Excerpt from a dataset:

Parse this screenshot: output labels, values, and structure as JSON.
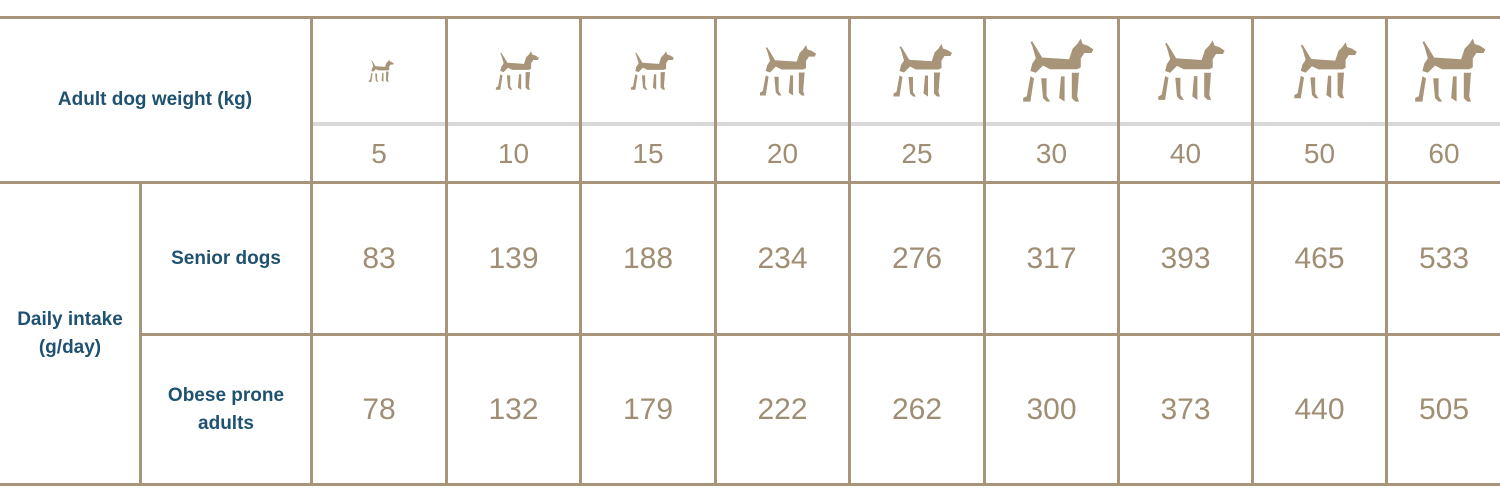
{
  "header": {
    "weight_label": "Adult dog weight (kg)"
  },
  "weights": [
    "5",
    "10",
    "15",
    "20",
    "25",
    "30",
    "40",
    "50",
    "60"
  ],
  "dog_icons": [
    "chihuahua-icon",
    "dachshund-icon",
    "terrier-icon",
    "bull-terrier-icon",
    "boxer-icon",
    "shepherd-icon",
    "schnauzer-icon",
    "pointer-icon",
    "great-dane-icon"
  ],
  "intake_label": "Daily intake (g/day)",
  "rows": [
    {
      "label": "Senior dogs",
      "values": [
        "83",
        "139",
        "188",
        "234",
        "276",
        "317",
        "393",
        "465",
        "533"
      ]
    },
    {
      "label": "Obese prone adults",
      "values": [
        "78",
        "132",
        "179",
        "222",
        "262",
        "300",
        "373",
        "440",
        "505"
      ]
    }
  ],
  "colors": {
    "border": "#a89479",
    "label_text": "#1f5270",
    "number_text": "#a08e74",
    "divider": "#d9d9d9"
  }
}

Required task —
With the pictures omitted, reproduce the records in full and exactly.

Exercise result —
Parse this screenshot: output labels, values, and structure as JSON.
{
  "header": {
    "weight_label": "Adult dog weight (kg)"
  },
  "weights": [
    "5",
    "10",
    "15",
    "20",
    "25",
    "30",
    "40",
    "50",
    "60"
  ],
  "dog_icons": [
    "chihuahua-icon",
    "dachshund-icon",
    "terrier-icon",
    "bull-terrier-icon",
    "boxer-icon",
    "shepherd-icon",
    "schnauzer-icon",
    "pointer-icon",
    "great-dane-icon"
  ],
  "intake_label": "Daily intake (g/day)",
  "rows": [
    {
      "label": "Senior dogs",
      "values": [
        "83",
        "139",
        "188",
        "234",
        "276",
        "317",
        "393",
        "465",
        "533"
      ]
    },
    {
      "label": "Obese prone adults",
      "values": [
        "78",
        "132",
        "179",
        "222",
        "262",
        "300",
        "373",
        "440",
        "505"
      ]
    }
  ],
  "colors": {
    "border": "#a89479",
    "label_text": "#1f5270",
    "number_text": "#a08e74",
    "divider": "#d9d9d9"
  }
}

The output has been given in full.